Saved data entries
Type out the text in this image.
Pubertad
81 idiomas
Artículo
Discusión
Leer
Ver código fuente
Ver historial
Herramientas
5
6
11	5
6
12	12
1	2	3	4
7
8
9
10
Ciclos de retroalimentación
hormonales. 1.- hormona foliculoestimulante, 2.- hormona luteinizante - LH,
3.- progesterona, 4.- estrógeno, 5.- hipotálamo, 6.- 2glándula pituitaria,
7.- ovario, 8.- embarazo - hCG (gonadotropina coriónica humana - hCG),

**What you are asked to do**.
Every entry above needs to be quoted exactly.

**Final result**.
Type out the text in this image.
Pubertad
81 idiomas
Artículo
Discusión
Leer
Ver código fuente
Ver historial
Herramientas
5
6
11	5
6
12	12
1	2	3	4
7
8
9
10
Ciclos de retroalimentación
hormonales. 1.- hormona foliculoestimulante, 2.- hormona luteinizante - LH,
3.- progesterona, 4.- estrógeno, 5.- hipotálamo, 6.- 2glándula pituitaria,
7.- ovario, 8.- embarazo - hCG (gonadotropina coriónica humana - hCG),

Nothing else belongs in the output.